BRIEF ▸
Make an exact copy of the records, with the images left out.

==========

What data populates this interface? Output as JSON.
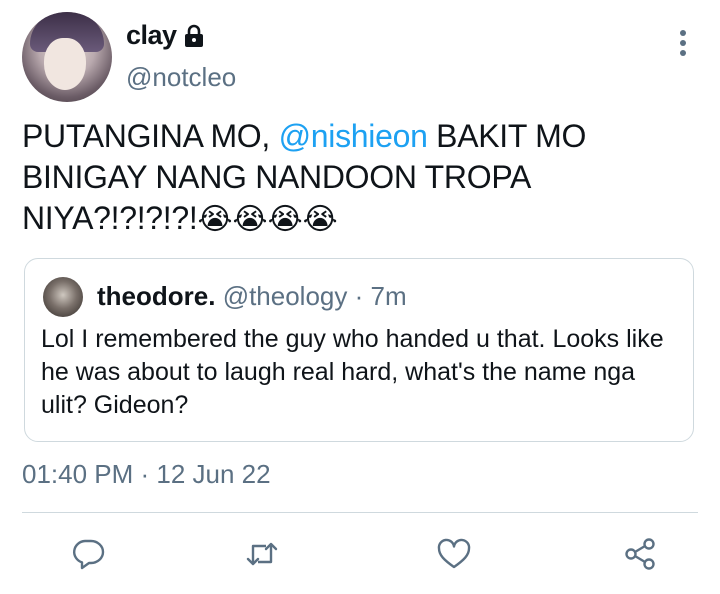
{
  "tweet": {
    "author": {
      "name": "clay",
      "handle": "@notcleo",
      "avatar_icon": "profile-photo",
      "protected_icon": "lock-icon"
    },
    "text_before": "PUTANGINA MO, ",
    "mention": "@nishieon",
    "text_after": " BAKIT MO BINIGAY NANG NANDOON TROPA NIYA?!?!?!?!",
    "emojis": "😭😭😭😭",
    "timestamp": "01:40 PM · 12 Jun 22",
    "quote": {
      "name": "theodore.",
      "handle": "@theology",
      "time": "· 7m",
      "text": "Lol I remembered the guy who handed u that. Looks like he was about to laugh real hard, what's the name nga ulit? Gideon?"
    }
  },
  "actions": [
    "reply-icon",
    "retweet-icon",
    "like-icon",
    "share-icon"
  ],
  "colors": {
    "text": "#0f1419",
    "secondary": "#5b7083",
    "link": "#1da1f2",
    "border": "#cfd9de"
  }
}
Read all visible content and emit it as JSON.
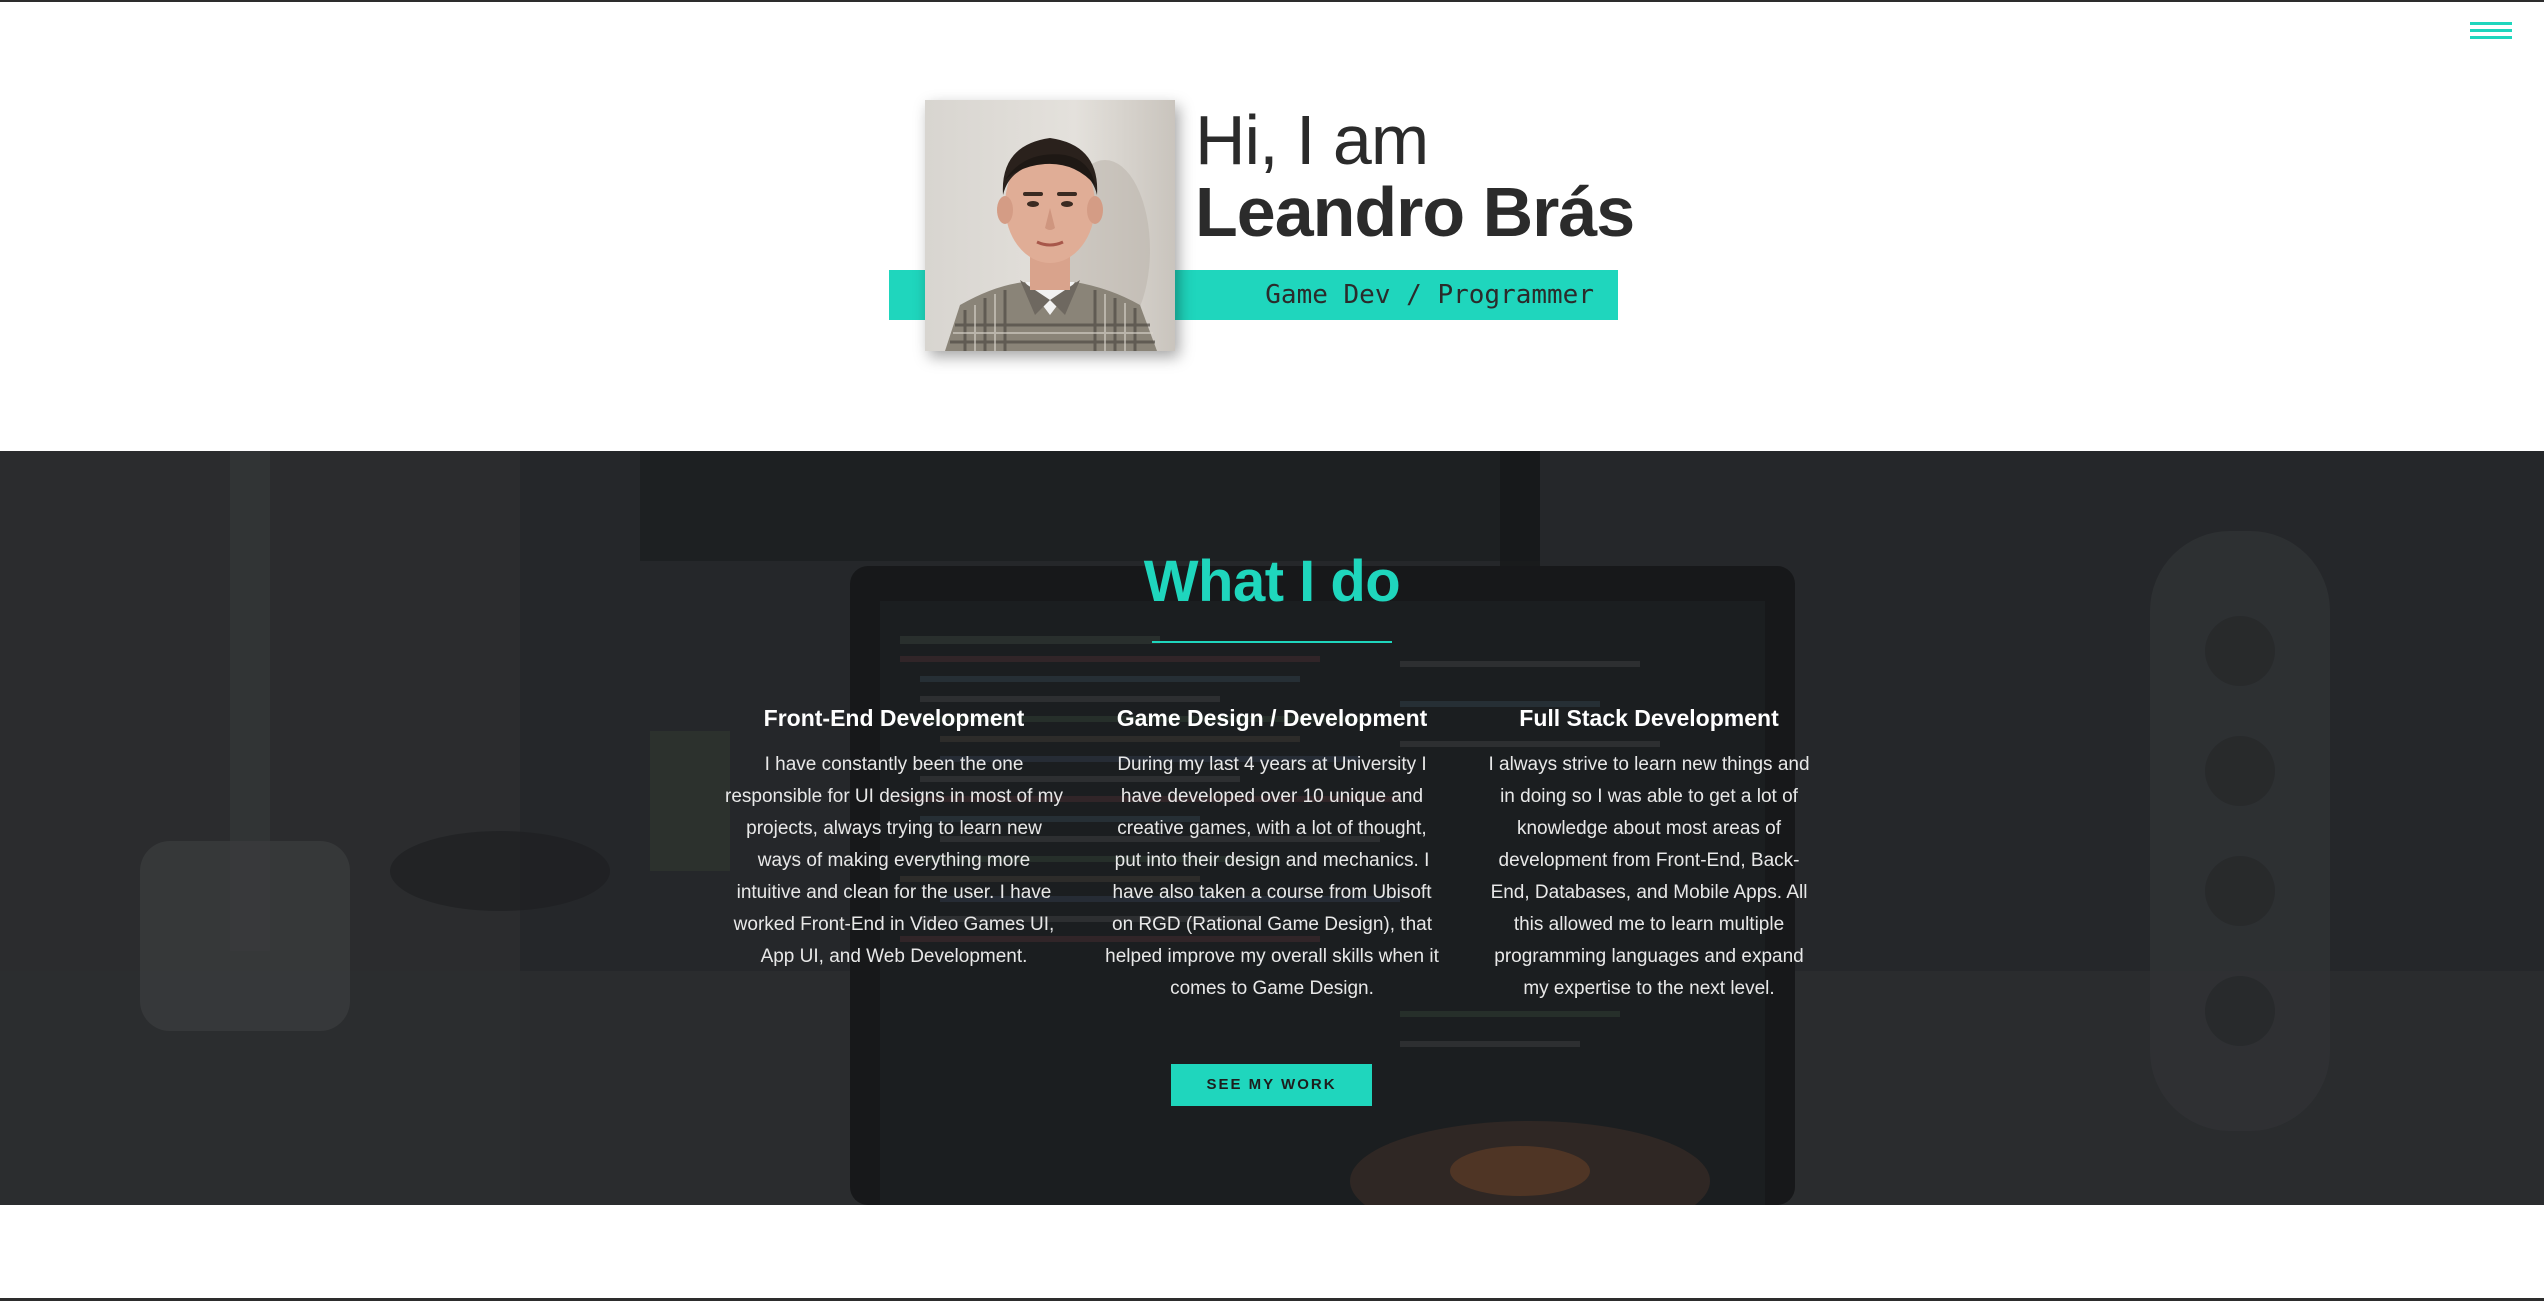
{
  "hero": {
    "greeting": "Hi, I am",
    "name": "Leandro Brás",
    "role": "Game Dev / Programmer"
  },
  "services": {
    "title": "What I do",
    "items": [
      {
        "title": "Front-End Development",
        "text": "I have constantly been the one responsible for UI designs in most of my projects, always trying to learn new ways of making everything more intuitive and clean for the user. I have worked Front-End in Video Games UI, App UI, and Web Development."
      },
      {
        "title": "Game Design / Development",
        "text": "During my last 4 years at University I have developed over 10 unique and creative games, with a lot of thought, put into their design and mechanics. I have also taken a course from Ubisoft on RGD (Rational Game Design), that helped improve my overall skills when it comes to Game Design."
      },
      {
        "title": "Full Stack Development",
        "text": "I always strive to learn new things and in doing so I was able to get a lot of knowledge about most areas of development from Front-End, Back-End, Databases, and Mobile Apps. All this allowed me to learn multiple programming languages and expand my expertise to the next level."
      }
    ],
    "cta_label": "SEE MY WORK"
  },
  "colors": {
    "accent": "#1fd6bd",
    "text_dark": "#2b2b2b",
    "section_bg": "#222426"
  },
  "icons": {
    "menu": "hamburger-menu-icon"
  }
}
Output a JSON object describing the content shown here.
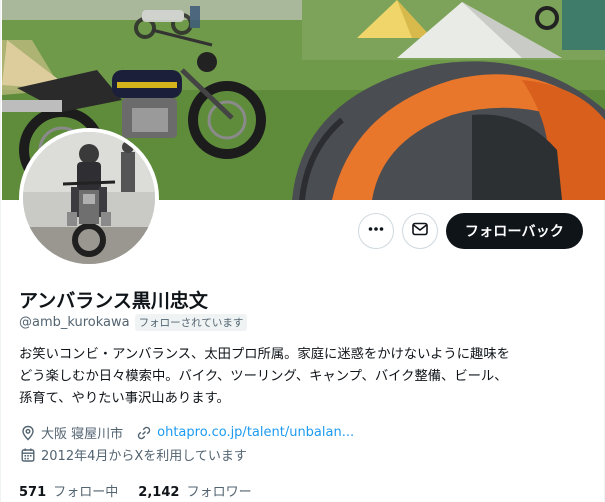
{
  "profile": {
    "display_name": "アンバランス黒川忠文",
    "handle": "@amb_kurokawa",
    "follows_you_badge": "フォローされています",
    "bio_lines": [
      "お笑いコンビ・アンバランス、太田プロ所属。家庭に迷惑をかけないように趣味を",
      "どう楽しむか日々模索中。バイク、ツーリング、キャンプ、バイク整備、ビール、",
      "孫育て、やりたい事沢山あります。"
    ],
    "location": "大阪 寝屋川市",
    "website": "ohtapro.co.jp/talent/unbalan...",
    "joined": "2012年4月からXを利用しています"
  },
  "actions": {
    "more_icon": "more-horizontal-icon",
    "message_icon": "envelope-icon",
    "follow_back_label": "フォローバック"
  },
  "stats": {
    "following_count": "571",
    "following_label": "フォロー中",
    "followers_count": "2,142",
    "followers_label": "フォロワー"
  },
  "icons": {
    "location": "location-pin-icon",
    "website": "link-icon",
    "joined": "calendar-icon"
  },
  "colors": {
    "text_primary": "#0f1419",
    "text_secondary": "#536471",
    "link": "#1d9bf0",
    "button_dark": "#0f1419",
    "border": "#cfd9de"
  }
}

==========

TASK RESPONSE ▸
What data populates this interface? Output as JSON.
{
  "tweet": {
    "author": {
      "name": "clay",
      "handle": "@notcleo",
      "avatar_icon": "profile-photo",
      "protected_icon": "lock-icon"
    },
    "text_before": "PUTANGINA MO, ",
    "mention": "@nishieon",
    "text_after": " BAKIT MO BINIGAY NANG NANDOON TROPA NIYA?!?!?!?!",
    "emojis": "😭😭😭😭",
    "timestamp": "01:40 PM · 12 Jun 22",
    "quote": {
      "name": "theodore.",
      "handle": "@theology",
      "time": "· 7m",
      "text": "Lol I remembered the guy who handed u that. Looks like he was about to laugh real hard, what's the name nga ulit? Gideon?"
    }
  },
  "actions": [
    "reply-icon",
    "retweet-icon",
    "like-icon",
    "share-icon"
  ],
  "colors": {
    "text": "#0f1419",
    "secondary": "#5b7083",
    "link": "#1da1f2",
    "border": "#cfd9de"
  }
}
Read all visible content and emit it as JSON.
{
  "hero": {
    "greeting": "Hi, I am",
    "name": "Leandro Brás",
    "role": "Game Dev / Programmer"
  },
  "services": {
    "title": "What I do",
    "items": [
      {
        "title": "Front-End Development",
        "text": "I have constantly been the one responsible for UI designs in most of my projects, always trying to learn new ways of making everything more intuitive and clean for the user. I have worked Front-End in Video Games UI, App UI, and Web Development."
      },
      {
        "title": "Game Design / Development",
        "text": "During my last 4 years at University I have developed over 10 unique and creative games, with a lot of thought, put into their design and mechanics. I have also taken a course from Ubisoft on RGD (Rational Game Design), that helped improve my overall skills when it comes to Game Design."
      },
      {
        "title": "Full Stack Development",
        "text": "I always strive to learn new things and in doing so I was able to get a lot of knowledge about most areas of development from Front-End, Back-End, Databases, and Mobile Apps. All this allowed me to learn multiple programming languages and expand my expertise to the next level."
      }
    ],
    "cta_label": "SEE MY WORK"
  },
  "colors": {
    "accent": "#1fd6bd",
    "text_dark": "#2b2b2b",
    "section_bg": "#222426"
  },
  "icons": {
    "menu": "hamburger-menu-icon"
  }
}
Output a JSON object describing the content shown here.
{
  "profile": {
    "display_name": "アンバランス黒川忠文",
    "handle": "@amb_kurokawa",
    "follows_you_badge": "フォローされています",
    "bio_lines": [
      "お笑いコンビ・アンバランス、太田プロ所属。家庭に迷惑をかけないように趣味を",
      "どう楽しむか日々模索中。バイク、ツーリング、キャンプ、バイク整備、ビール、",
      "孫育て、やりたい事沢山あります。"
    ],
    "location": "大阪 寝屋川市",
    "website": "ohtapro.co.jp/talent/unbalan...",
    "joined": "2012年4月からXを利用しています"
  },
  "actions": {
    "more_icon": "more-horizontal-icon",
    "message_icon": "envelope-icon",
    "follow_back_label": "フォローバック"
  },
  "stats": {
    "following_count": "571",
    "following_label": "フォロー中",
    "followers_count": "2,142",
    "followers_label": "フォロワー"
  },
  "icons": {
    "location": "location-pin-icon",
    "website": "link-icon",
    "joined": "calendar-icon"
  },
  "colors": {
    "text_primary": "#0f1419",
    "text_secondary": "#536471",
    "link": "#1d9bf0",
    "button_dark": "#0f1419",
    "border": "#cfd9de"
  }
}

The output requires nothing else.